DATASET EXTRACT →

+-------+

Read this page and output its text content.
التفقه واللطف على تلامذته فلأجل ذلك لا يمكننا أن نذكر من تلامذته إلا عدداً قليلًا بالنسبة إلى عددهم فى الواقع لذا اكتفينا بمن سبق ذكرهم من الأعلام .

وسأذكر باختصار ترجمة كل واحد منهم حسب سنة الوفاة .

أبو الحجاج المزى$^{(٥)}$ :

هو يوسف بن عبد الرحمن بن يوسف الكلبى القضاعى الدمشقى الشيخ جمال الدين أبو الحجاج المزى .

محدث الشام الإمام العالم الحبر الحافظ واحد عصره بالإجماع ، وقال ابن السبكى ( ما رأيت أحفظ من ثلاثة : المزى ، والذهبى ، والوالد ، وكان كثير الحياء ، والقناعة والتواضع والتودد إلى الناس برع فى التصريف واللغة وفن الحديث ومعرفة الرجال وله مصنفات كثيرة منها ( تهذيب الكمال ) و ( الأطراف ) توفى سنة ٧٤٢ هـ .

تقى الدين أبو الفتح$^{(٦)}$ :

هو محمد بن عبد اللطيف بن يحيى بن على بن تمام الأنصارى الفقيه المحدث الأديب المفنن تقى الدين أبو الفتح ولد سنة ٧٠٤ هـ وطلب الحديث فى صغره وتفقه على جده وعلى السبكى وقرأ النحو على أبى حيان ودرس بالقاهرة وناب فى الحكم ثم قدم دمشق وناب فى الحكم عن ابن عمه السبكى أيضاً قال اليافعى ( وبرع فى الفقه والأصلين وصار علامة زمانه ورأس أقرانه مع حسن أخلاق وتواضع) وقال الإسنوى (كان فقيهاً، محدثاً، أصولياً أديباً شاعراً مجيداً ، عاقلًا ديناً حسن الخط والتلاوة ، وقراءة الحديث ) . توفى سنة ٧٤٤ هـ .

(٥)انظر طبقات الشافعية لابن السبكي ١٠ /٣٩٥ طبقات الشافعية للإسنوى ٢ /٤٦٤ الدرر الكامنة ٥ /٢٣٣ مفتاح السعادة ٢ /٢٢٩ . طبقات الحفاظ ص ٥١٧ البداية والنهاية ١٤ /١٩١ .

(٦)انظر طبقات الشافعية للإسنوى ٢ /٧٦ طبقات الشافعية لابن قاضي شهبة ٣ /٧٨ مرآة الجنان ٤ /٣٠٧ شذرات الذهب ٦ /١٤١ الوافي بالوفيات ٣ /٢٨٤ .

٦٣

+-------+

Copy each line from the records above that includes the string "للإسنوى".

EXERCISE SOLUTION →
(٥)انظر طبقات الشافعية لابن السبكي ١٠ /٣٩٥ طبقات الشافعية للإسنوى ٢ /٤٦٤ الدرر الكامنة ٥ /٢٣٣ مفتاح السعادة ٢ /٢٢٩ . طبقات الحفاظ ص ٥١٧ البداية والنهاية ١٤ /١٩١ .
(٦)انظر طبقات الشافعية للإسنوى ٢ /٧٦ طبقات الشافعية لابن قاضي شهبة ٣ /٧٨ مرآة الجنان ٤ /٣٠٧ شذرات الذهب ٦ /١٤١ الوافي بالوفيات ٣ /٢٨٤ .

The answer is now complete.